**WHAT YOU HAVE TO DO**
Copy the lines starting at the one containing "label-sub: B [579,127,585,136]" and ending at the one containing "label-main: S [277,120,284,134]", renaming "motion-arrow" to "movement-arrow" and leaving everything else as it is.

**EXERCISE MATERIAL**
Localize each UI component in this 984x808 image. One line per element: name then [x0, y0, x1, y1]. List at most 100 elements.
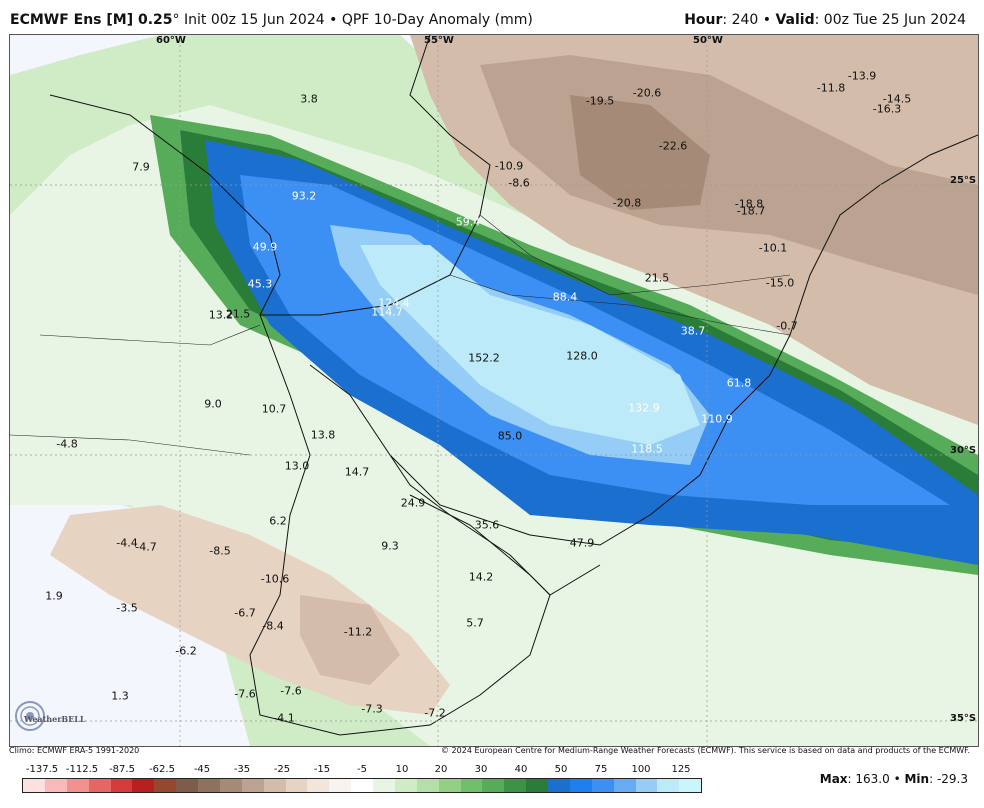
anomaly-value-label: 49.9	[252, 240, 278, 254]
anomaly-value-label: -6.7	[234, 606, 256, 620]
lon-label-50w: 50°W	[693, 35, 723, 46]
colorbar-tick-label: 50	[554, 764, 568, 775]
state-border-2	[449, 274, 791, 336]
valid-bullet: •	[762, 12, 772, 28]
anomaly-value-label: -8.4	[262, 619, 284, 633]
anomaly-value-label: -7.6	[280, 684, 302, 698]
state-border-4	[10, 434, 251, 456]
anomaly-value-label: 1.3	[111, 689, 129, 703]
colorbar-swatch	[635, 779, 658, 792]
anomaly-value-label: -4.1	[273, 711, 295, 725]
model-name: ECMWF Ens [M] 0.25	[10, 12, 173, 28]
hour-value: : 240	[722, 12, 759, 28]
graticule	[10, 35, 978, 746]
valid-info: Hour: 240 • Valid: 00z Tue 25 Jun 2024	[684, 12, 966, 28]
anomaly-value-label: 9.0	[204, 397, 222, 411]
anomaly-value-label: -20.8	[612, 196, 642, 210]
colorbar-tick-label: 30	[474, 764, 488, 775]
anomaly-value-label: 47.9	[569, 536, 595, 550]
colorbar-swatch	[110, 779, 133, 792]
colorbar-swatch	[613, 779, 636, 792]
anomaly-value-label: 9.3	[381, 539, 399, 553]
anomaly-value-label: -11.8	[816, 81, 846, 95]
anomaly-value-label: -19.5	[585, 94, 615, 108]
anomaly-value-label: 6.2	[269, 514, 287, 528]
anomaly-value-label: -7.6	[234, 687, 256, 701]
colorbar-swatch	[241, 779, 264, 792]
anomaly-value-label: -7.3	[361, 702, 383, 716]
anomaly-value-label: -20.6	[632, 86, 662, 100]
colorbar-swatch	[198, 779, 220, 792]
title-bullet: •	[329, 12, 338, 28]
anomaly-value-label: 13.8	[310, 428, 336, 442]
anomaly-value-label: -10.1	[758, 241, 788, 255]
colorbar-swatch	[263, 779, 286, 792]
anomaly-value-label: -3.5	[116, 601, 138, 615]
hour-label: Hour	[684, 12, 723, 28]
anomaly-value-label: 152.2	[468, 351, 500, 365]
colorbar-swatch	[438, 779, 461, 792]
colorbar-tick-label: -87.5	[109, 764, 135, 775]
header: ECMWF Ens [M] 0.25° Init 00z 15 Jun 2024…	[0, 0, 984, 34]
anomaly-value-label: -7.2	[424, 706, 446, 720]
colorbar-swatch	[44, 779, 67, 792]
colorbar-swatch	[569, 779, 592, 792]
anomaly-map: 60°W 55°W 50°W 25°S 30°S 35°S 3.8 7.9 93.2…	[9, 34, 979, 747]
colorbar-swatch	[657, 779, 680, 792]
anomaly-value-label: -13.9	[847, 69, 877, 83]
climo-note: Climo: ECMWF ERA-5 1991-2020	[9, 746, 140, 755]
anomaly-value-label: -22.6	[658, 139, 688, 153]
anomaly-value-label: -11.2	[343, 625, 373, 639]
colorbar-swatch	[416, 779, 439, 792]
colorbar-swatch	[66, 779, 89, 792]
anomaly-value-label: 10.7	[261, 402, 287, 416]
colorbar-swatch	[351, 779, 373, 792]
anomaly-value-label: -4.7	[135, 540, 157, 554]
anomaly-value-label: 128.0	[566, 349, 598, 363]
colorbar-tick-label: 100	[631, 764, 651, 775]
anomaly-value-label: 14.7	[344, 465, 370, 479]
anomaly-value-label: 45.3	[247, 277, 273, 291]
colorbar-swatch	[219, 779, 242, 792]
colorbar-swatch	[23, 779, 45, 792]
anomaly-value-label: 110.9	[701, 412, 733, 426]
anomaly-value-label: 5.7	[466, 616, 484, 630]
anomaly-value-label: 85.0	[497, 429, 523, 443]
map-title: ECMWF Ens [M] 0.25° Init 00z 15 Jun 2024…	[10, 12, 533, 28]
anomaly-value-label: -8.6	[508, 176, 530, 190]
colorbar-tick-label: 125	[671, 764, 691, 775]
lon-label-55w: 55°W	[424, 35, 454, 46]
logo-text: WeatherBELL	[24, 714, 86, 724]
coastline	[309, 134, 978, 546]
anomaly-value-label: -15.0	[765, 276, 795, 290]
colorbar	[22, 778, 702, 793]
anomaly-value-label: 88.4	[552, 290, 578, 304]
max-min-stats: Max: 163.0 • Min: -29.3	[820, 772, 968, 786]
colorbar-tick-label: -112.5	[65, 764, 99, 775]
colorbar-swatch	[394, 779, 417, 792]
colorbar-tick-label: -35	[233, 764, 251, 775]
colorbar-tick-label: -25	[273, 764, 291, 775]
anomaly-value-label: 114.7	[371, 305, 403, 319]
colorbar-swatch	[154, 779, 177, 792]
country-border-uruguay	[409, 494, 601, 596]
anomaly-value-label: -4.4	[116, 536, 138, 550]
colorbar-tick-label: -62.5	[149, 764, 175, 775]
anomaly-value-label: 132.9	[628, 401, 660, 415]
max-value: : 163.0	[847, 772, 890, 786]
anomaly-value-label: 118.5	[631, 442, 663, 456]
colorbar-swatch	[526, 779, 548, 792]
anomaly-value-label: -4.8	[56, 437, 78, 451]
lat-label-30s: 30°S	[950, 445, 977, 456]
anomaly-value-label: 35.6	[474, 518, 500, 532]
min-label: Min	[904, 772, 930, 786]
anomaly-value-label: 24.9	[400, 496, 426, 510]
anomaly-value-label: 13.0	[284, 459, 310, 473]
min-value: : -29.3	[929, 772, 968, 786]
max-label: Max	[819, 772, 848, 786]
colorbar-swatch	[548, 779, 570, 792]
anomaly-value-label: -14.5	[882, 92, 912, 106]
anomaly-value-label: -6.2	[175, 644, 197, 658]
colorbar-tick-label: -5	[357, 764, 367, 775]
brown-dry-area-south-dark	[300, 595, 400, 685]
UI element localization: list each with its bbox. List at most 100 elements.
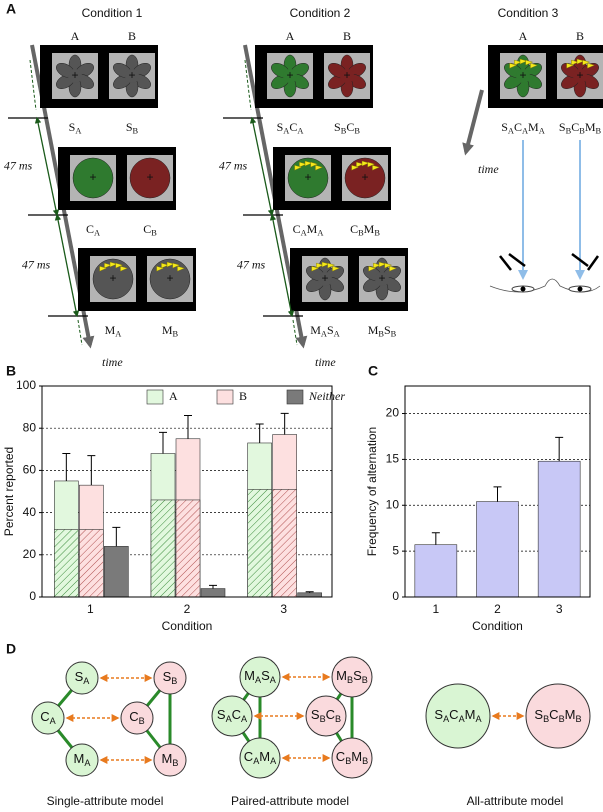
label-sub: B [579,127,585,136]
label-sub: A [241,714,248,724]
motion-arrow [389,265,398,272]
x-axis-label: Condition [162,619,213,633]
label-main: M [465,707,476,722]
label-sub: A [115,330,121,339]
label-sub: B [151,229,157,238]
subscript-label: SACAMA [434,707,482,724]
pupil [577,286,583,292]
label-main: C [549,707,558,722]
label-main: C [86,222,94,236]
condition-title: Condition 1 [82,6,143,20]
fixation: + [378,271,385,285]
subscript-label: SA [75,669,91,686]
label-sub: B [173,330,179,339]
subscript-label: SBCBMB [534,707,581,724]
legend-label: Neither [308,389,345,403]
fixation: + [576,68,583,82]
label-sub: B [320,714,326,724]
node [239,656,281,698]
column-label: B [576,29,584,43]
label-sub: B [374,229,380,238]
label-main: C [232,707,241,722]
bar [414,544,458,598]
panel-label: A [6,1,16,17]
node [425,683,491,749]
motion-arrow [351,164,360,171]
node [65,661,99,695]
label-main: S [434,707,443,722]
interval-dash [77,319,83,346]
hatched-bar [175,499,201,598]
y-tick-label: 0 [392,589,399,603]
subscript-label: SACA [217,707,248,724]
motion-arrow [367,161,376,168]
error-bar [112,526,121,547]
motion-arrow [299,161,307,168]
motion-arrow [566,62,575,69]
center [283,69,297,83]
mirror [586,255,600,271]
label-main: S [277,120,284,134]
label-main: S [327,323,334,337]
error-bar [255,423,264,443]
center [125,69,139,83]
label-main: C [571,120,579,134]
column-label: A [286,29,295,43]
hatched-bar [272,489,297,598]
disc [72,157,114,199]
label-main: M [307,222,318,236]
hatched-bar [54,529,79,598]
bar [200,588,226,598]
x-tick-label: 1 [87,602,94,616]
label-sub: B [139,716,145,726]
label-main: M [310,323,321,337]
x-axis-label: Condition [472,619,523,633]
label-sub: B [354,127,360,136]
label-sub: B [358,229,364,238]
center [516,69,530,83]
motion-arrow [316,262,324,269]
label-main: M [162,751,173,766]
error-bar [305,591,314,593]
label-sub: A [75,127,81,136]
plot-frame [404,385,591,598]
motion-arrow [571,59,579,66]
column-label: B [343,29,351,43]
interval-arrow [269,213,295,318]
subscript-label: CA [40,709,56,726]
label-sub: A [317,229,323,238]
error-bar [555,436,564,462]
label-main: M [244,668,255,683]
node [239,737,281,779]
label-main: S [261,668,270,683]
fixation: + [286,68,293,82]
label-sub: A [84,758,91,768]
subscript-label: MA [74,751,92,768]
interval-dash [244,59,252,111]
panel-label: C [368,363,378,379]
label-main: C [289,120,297,134]
label-sub: A [297,127,303,136]
column-label: A [519,29,528,43]
y-tick-label: 60 [23,463,37,477]
label-sub: B [171,676,177,686]
motion-arrow [156,265,165,272]
fixation: + [519,68,526,82]
node [305,695,347,737]
label-main: S [559,120,566,134]
label-main: S [75,669,84,684]
mirror [499,255,512,271]
bar [537,460,581,598]
fixation: + [304,170,311,184]
motion-arrow [361,160,370,167]
interval-label: 47 ms [22,257,51,271]
x-tick-label: 2 [494,602,501,616]
label-main: M [364,222,375,236]
error-bar [431,532,440,545]
label-sub: B [378,330,384,339]
legend-swatch [146,389,164,405]
label-main: C [143,222,151,236]
label-sub: A [522,127,528,136]
motion-arrow [530,62,539,69]
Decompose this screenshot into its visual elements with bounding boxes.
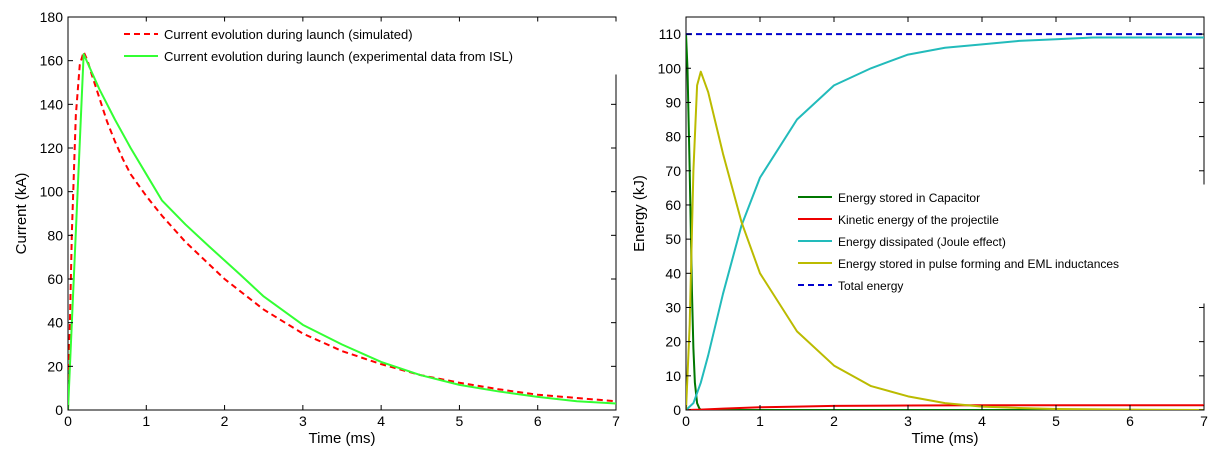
y-tick-label: 160 bbox=[40, 53, 64, 69]
x-tick-label: 1 bbox=[142, 413, 150, 429]
y-tick-label: 140 bbox=[40, 96, 64, 112]
y-axis-label: Energy (kJ) bbox=[631, 175, 648, 252]
x-tick-label: 0 bbox=[64, 413, 72, 429]
y-axis-label: Current (kA) bbox=[13, 173, 30, 255]
y-tick-label: 60 bbox=[665, 197, 681, 213]
x-tick-label: 6 bbox=[1126, 413, 1134, 429]
y-tick-label: 20 bbox=[665, 334, 681, 350]
y-tick-label: 50 bbox=[665, 231, 681, 247]
x-tick-label: 2 bbox=[221, 413, 229, 429]
x-axis-label: Time (ms) bbox=[309, 430, 376, 447]
x-tick-label: 0 bbox=[682, 413, 690, 429]
series-line-4 bbox=[686, 70, 1204, 410]
x-tick-label: 4 bbox=[978, 413, 986, 429]
x-tick-label: 3 bbox=[299, 413, 307, 429]
y-tick-label: 60 bbox=[47, 271, 63, 287]
y-tick-label: 110 bbox=[659, 26, 682, 42]
y-tick-label: 80 bbox=[665, 129, 681, 145]
y-tick-label: 120 bbox=[40, 140, 64, 156]
legend-label-4: Energy stored in pulse forming and EML i… bbox=[838, 257, 1119, 271]
current-chart: 0 1 2 3 4 5 6 7 0 20 40 60 80 100 120 140 160 180 Time (ms… bbox=[13, 9, 620, 447]
x-tick-label: 4 bbox=[377, 413, 385, 429]
x-axis-label: Time (ms) bbox=[912, 430, 979, 447]
plot-area bbox=[67, 16, 617, 411]
legend-label-5: Total energy bbox=[838, 279, 903, 293]
legend-label-1: Current evolution during launch (simulat… bbox=[164, 27, 413, 42]
y-tick-label: 40 bbox=[665, 265, 681, 281]
legend-box bbox=[789, 184, 1205, 304]
x-tick-label: 5 bbox=[456, 413, 464, 429]
y-tick-label: 30 bbox=[665, 299, 681, 315]
y-tick-label: 40 bbox=[47, 315, 63, 331]
y-tick-label: 80 bbox=[47, 227, 63, 243]
series-line-3 bbox=[686, 36, 1204, 410]
x-tick-label: 6 bbox=[534, 413, 542, 429]
y-tick-label: 70 bbox=[665, 163, 681, 179]
legend-label-1: Energy stored in Capacitor bbox=[838, 191, 980, 205]
series-line-2 bbox=[68, 53, 616, 410]
legend-box bbox=[115, 21, 617, 75]
legend-label-2: Current evolution during launch (experim… bbox=[164, 49, 513, 64]
y-tick-label: 100 bbox=[658, 60, 682, 76]
x-tick-label: 7 bbox=[612, 413, 620, 429]
x-tick-label: 7 bbox=[1200, 413, 1208, 429]
x-tick-label: 5 bbox=[1052, 413, 1060, 429]
x-tick-label: 1 bbox=[756, 413, 764, 429]
y-tick-label: 90 bbox=[665, 94, 681, 110]
y-tick-label: 100 bbox=[40, 184, 64, 200]
x-tick-label: 3 bbox=[904, 413, 912, 429]
legend-label-2: Kinetic energy of the projectile bbox=[838, 213, 999, 227]
legend-label-3: Energy dissipated (Joule effect) bbox=[838, 235, 1006, 249]
y-tick-label: 0 bbox=[673, 402, 681, 418]
x-tick-label: 2 bbox=[830, 413, 838, 429]
y-tick-label: 20 bbox=[47, 358, 63, 374]
y-tick-label: 180 bbox=[40, 9, 64, 25]
y-tick-label: 10 bbox=[665, 368, 681, 384]
y-tick-label: 0 bbox=[55, 402, 63, 418]
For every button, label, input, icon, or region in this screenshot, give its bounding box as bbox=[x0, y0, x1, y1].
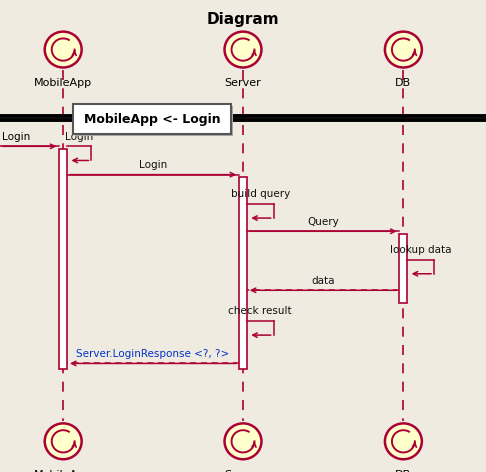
Text: Server: Server bbox=[225, 78, 261, 88]
Circle shape bbox=[45, 32, 82, 67]
Text: lookup data: lookup data bbox=[390, 245, 451, 255]
Text: DB: DB bbox=[395, 470, 412, 472]
Text: Server.LoginResponse <?, ?>: Server.LoginResponse <?, ?> bbox=[76, 349, 230, 359]
Text: Query: Query bbox=[307, 217, 339, 227]
Bar bbox=[239, 177, 247, 369]
Bar bbox=[59, 149, 67, 369]
Text: Login: Login bbox=[139, 160, 167, 170]
Text: DB: DB bbox=[395, 78, 412, 88]
Circle shape bbox=[225, 423, 261, 459]
Circle shape bbox=[385, 423, 422, 459]
Text: Login: Login bbox=[65, 132, 93, 142]
Text: Server: Server bbox=[225, 470, 261, 472]
FancyBboxPatch shape bbox=[73, 104, 231, 135]
Text: MobileApp: MobileApp bbox=[34, 470, 92, 472]
Circle shape bbox=[45, 423, 82, 459]
Text: MobileApp: MobileApp bbox=[34, 78, 92, 88]
Text: Login: Login bbox=[2, 132, 31, 142]
Text: MobileApp <- Login: MobileApp <- Login bbox=[84, 112, 220, 126]
Circle shape bbox=[385, 32, 422, 67]
Text: check result: check result bbox=[228, 306, 292, 316]
Circle shape bbox=[225, 32, 261, 67]
Bar bbox=[399, 234, 407, 303]
FancyBboxPatch shape bbox=[75, 106, 233, 136]
Text: Diagram: Diagram bbox=[207, 12, 279, 27]
Text: build query: build query bbox=[231, 189, 290, 199]
Text: data: data bbox=[312, 276, 335, 286]
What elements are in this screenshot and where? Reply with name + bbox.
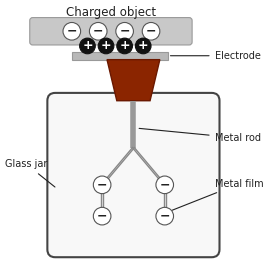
Circle shape [117, 38, 132, 54]
Text: −: − [97, 210, 107, 223]
Circle shape [63, 23, 81, 40]
Text: −: − [146, 25, 156, 38]
Circle shape [116, 23, 133, 40]
Text: −: − [160, 210, 170, 223]
Circle shape [89, 23, 107, 40]
Circle shape [93, 176, 111, 194]
Circle shape [93, 207, 111, 225]
FancyBboxPatch shape [30, 18, 192, 45]
Circle shape [80, 38, 95, 54]
Text: Electrode: Electrode [171, 51, 261, 61]
Polygon shape [107, 60, 160, 101]
Text: +: + [119, 39, 130, 52]
FancyBboxPatch shape [47, 93, 219, 257]
Text: +: + [101, 39, 111, 52]
Text: −: − [97, 178, 107, 191]
Text: −: − [67, 25, 77, 38]
Text: +: + [82, 39, 93, 52]
Circle shape [142, 23, 160, 40]
Circle shape [156, 176, 174, 194]
Text: Glass jar: Glass jar [5, 159, 55, 187]
Bar [72, 52, 168, 60]
Circle shape [136, 38, 151, 54]
Text: Metal rod: Metal rod [139, 128, 261, 143]
Text: −: − [120, 25, 130, 38]
Text: Charged object: Charged object [66, 6, 156, 19]
Text: Metal film: Metal film [172, 179, 263, 210]
Circle shape [98, 38, 114, 54]
Text: −: − [160, 178, 170, 191]
Text: +: + [138, 39, 148, 52]
Circle shape [156, 207, 174, 225]
Text: −: − [93, 25, 104, 38]
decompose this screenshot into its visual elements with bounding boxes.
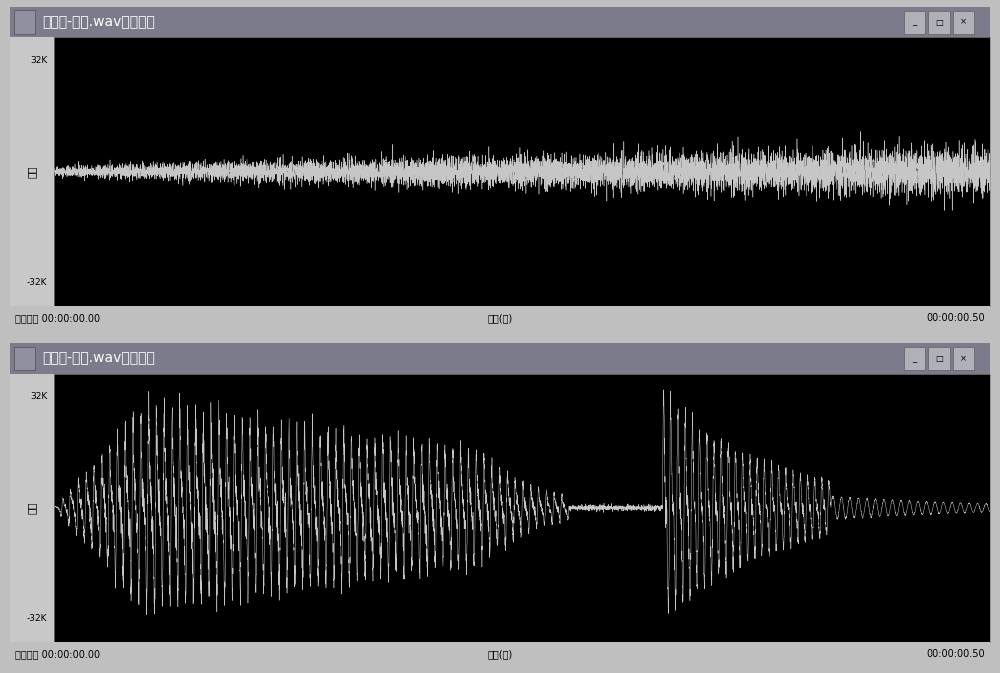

**FULL SOLUTION**
label-sub: B [579,127,585,136]
label-sub: A [241,714,248,724]
movement-arrow [389,265,398,272]
x-axis-label: Condition [162,619,213,633]
label-main: M [465,707,476,722]
label-sub: A [115,330,121,339]
label-sub: B [151,229,157,238]
subscript-label: SACAMA [434,707,482,724]
pupil [577,286,583,292]
label-main: C [549,707,558,722]
label-main: C [86,222,94,236]
condition-title: Condition 1 [82,6,143,20]
fixation: + [378,271,385,285]
subscript-label: SA [75,669,91,686]
label-sub: B [173,330,179,339]
subscript-label: SBCBMB [534,707,581,724]
legend-label: Neither [308,389,345,403]
fixation: + [576,68,583,82]
label-sub: B [320,714,326,724]
node [239,656,281,698]
column-label: B [576,29,584,43]
label-sub: B [374,229,380,238]
label-main: C [232,707,241,722]
bar [414,544,458,598]
panel-label: A [6,1,16,17]
node [425,683,491,749]
movement-arrow [351,164,360,171]
node [65,661,99,695]
label-main: S [434,707,443,722]
interval-dash [77,319,83,346]
hatched-bar [175,499,201,598]
y-tick-label: 0 [392,589,399,603]
subscript-label: SACA [217,707,248,724]
movement-arrow [367,161,376,168]
error-bar [112,526,121,547]
movement-arrow [299,161,307,168]
movement-arrow [566,62,575,69]
center [283,69,297,83]
mirror [586,255,600,271]
label-main: S [277,120,284,134]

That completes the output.